§ **GIVEN DATA**:
★ ★ ★ ★ ★

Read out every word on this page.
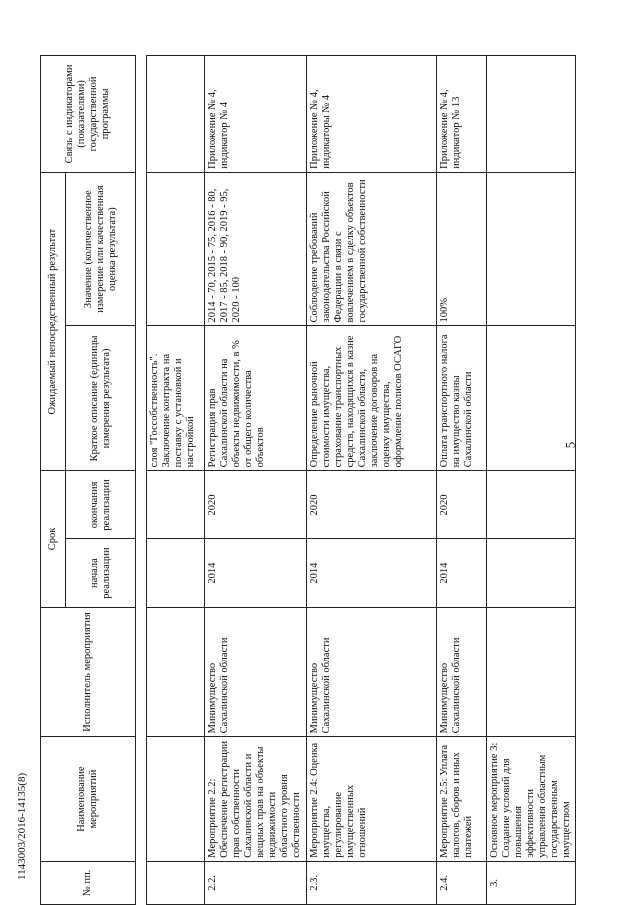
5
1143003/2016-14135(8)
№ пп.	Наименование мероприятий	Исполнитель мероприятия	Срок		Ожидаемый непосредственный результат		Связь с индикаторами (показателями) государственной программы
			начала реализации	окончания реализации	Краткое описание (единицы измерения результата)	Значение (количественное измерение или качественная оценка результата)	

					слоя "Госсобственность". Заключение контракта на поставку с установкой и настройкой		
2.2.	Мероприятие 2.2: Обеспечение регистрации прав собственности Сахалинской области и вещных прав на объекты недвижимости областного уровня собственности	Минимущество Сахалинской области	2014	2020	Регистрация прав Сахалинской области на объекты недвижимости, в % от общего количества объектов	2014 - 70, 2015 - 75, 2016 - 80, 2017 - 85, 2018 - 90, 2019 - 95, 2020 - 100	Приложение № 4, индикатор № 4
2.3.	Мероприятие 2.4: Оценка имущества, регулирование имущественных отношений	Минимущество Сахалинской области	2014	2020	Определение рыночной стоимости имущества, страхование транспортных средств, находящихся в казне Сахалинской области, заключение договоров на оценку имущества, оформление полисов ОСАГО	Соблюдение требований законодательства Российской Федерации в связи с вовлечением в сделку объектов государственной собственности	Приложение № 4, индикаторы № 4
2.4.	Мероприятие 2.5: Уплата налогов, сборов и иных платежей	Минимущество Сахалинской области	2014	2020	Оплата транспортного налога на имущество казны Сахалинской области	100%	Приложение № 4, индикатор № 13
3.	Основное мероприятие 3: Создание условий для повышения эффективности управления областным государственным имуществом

★ ★ ★ ★ ★

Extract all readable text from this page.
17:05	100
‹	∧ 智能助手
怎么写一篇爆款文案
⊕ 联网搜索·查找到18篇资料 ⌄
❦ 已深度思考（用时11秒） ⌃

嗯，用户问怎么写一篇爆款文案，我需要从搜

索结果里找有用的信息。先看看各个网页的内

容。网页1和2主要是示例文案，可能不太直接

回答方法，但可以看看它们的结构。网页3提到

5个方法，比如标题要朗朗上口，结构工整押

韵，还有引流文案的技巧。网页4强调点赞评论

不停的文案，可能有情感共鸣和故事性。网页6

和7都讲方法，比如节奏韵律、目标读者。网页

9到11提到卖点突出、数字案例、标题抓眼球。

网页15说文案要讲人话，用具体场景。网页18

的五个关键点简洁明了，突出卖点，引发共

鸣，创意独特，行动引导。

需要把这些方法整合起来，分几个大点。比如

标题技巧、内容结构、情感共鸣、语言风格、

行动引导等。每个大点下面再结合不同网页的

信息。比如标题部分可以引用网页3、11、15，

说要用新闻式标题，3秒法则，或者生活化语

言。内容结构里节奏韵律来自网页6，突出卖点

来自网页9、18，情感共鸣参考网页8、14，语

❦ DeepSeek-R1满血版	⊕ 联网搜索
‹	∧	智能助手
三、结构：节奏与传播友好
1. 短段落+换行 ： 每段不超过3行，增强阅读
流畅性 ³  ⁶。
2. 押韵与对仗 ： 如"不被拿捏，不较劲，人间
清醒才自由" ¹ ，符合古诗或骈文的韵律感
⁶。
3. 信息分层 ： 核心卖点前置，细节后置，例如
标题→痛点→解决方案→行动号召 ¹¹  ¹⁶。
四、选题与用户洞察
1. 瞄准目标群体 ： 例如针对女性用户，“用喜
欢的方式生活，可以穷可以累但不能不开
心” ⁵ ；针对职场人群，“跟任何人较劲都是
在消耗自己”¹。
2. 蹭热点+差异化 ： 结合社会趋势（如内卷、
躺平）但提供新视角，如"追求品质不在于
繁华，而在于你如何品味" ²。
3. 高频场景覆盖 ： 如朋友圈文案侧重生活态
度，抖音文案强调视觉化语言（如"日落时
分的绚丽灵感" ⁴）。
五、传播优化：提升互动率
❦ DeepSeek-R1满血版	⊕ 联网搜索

★ ★ ★ ★ ★

§ **DIRECTIONS**:
Every line of the listing that holds "突出卖点" is to be counted; give only the resulting number.

§ **CORRECT RESULT**:
2